* GOAL: For the data below, work out how many lines contain the word "退去時精算" and supply only that number.

┄┄┄┄┄┄┄┄┄┄┄┄┄┄┄┄┄┄┄┄

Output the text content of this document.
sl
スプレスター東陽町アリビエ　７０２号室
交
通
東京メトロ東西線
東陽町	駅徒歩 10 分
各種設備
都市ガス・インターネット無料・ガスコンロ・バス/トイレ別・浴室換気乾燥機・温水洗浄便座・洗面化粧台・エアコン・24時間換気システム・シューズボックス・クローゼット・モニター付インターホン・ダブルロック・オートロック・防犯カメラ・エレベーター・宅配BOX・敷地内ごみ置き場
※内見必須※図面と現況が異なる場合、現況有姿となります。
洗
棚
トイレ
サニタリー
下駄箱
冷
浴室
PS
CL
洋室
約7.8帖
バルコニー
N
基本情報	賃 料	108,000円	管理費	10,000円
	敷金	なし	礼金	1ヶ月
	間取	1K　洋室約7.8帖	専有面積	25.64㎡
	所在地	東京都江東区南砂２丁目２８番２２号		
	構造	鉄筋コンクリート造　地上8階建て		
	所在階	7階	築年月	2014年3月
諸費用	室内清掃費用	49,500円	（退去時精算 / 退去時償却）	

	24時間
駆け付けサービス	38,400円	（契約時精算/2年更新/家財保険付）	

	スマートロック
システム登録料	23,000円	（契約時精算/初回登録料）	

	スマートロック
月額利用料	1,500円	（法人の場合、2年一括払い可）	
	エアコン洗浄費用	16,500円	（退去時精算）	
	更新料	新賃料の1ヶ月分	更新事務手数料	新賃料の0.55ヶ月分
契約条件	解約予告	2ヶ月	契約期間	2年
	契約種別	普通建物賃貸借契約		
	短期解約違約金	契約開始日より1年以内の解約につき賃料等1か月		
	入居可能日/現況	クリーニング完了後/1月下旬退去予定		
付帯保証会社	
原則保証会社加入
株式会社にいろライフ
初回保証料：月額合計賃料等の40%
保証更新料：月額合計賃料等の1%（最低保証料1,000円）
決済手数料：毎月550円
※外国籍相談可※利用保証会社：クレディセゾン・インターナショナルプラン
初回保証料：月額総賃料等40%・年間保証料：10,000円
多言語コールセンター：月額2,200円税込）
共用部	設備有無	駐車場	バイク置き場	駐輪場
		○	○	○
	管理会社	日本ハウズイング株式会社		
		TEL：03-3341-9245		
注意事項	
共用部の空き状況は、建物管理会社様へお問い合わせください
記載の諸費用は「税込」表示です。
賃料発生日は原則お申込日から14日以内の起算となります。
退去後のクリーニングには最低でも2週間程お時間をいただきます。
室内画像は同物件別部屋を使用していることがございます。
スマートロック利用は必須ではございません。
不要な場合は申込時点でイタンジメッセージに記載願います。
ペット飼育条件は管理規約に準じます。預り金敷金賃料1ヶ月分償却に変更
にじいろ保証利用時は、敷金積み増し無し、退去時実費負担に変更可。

┄┄┄┄┄┄┄┄┄┄┄┄┄┄┄┄┄┄┄┄

* RESPONSE: 2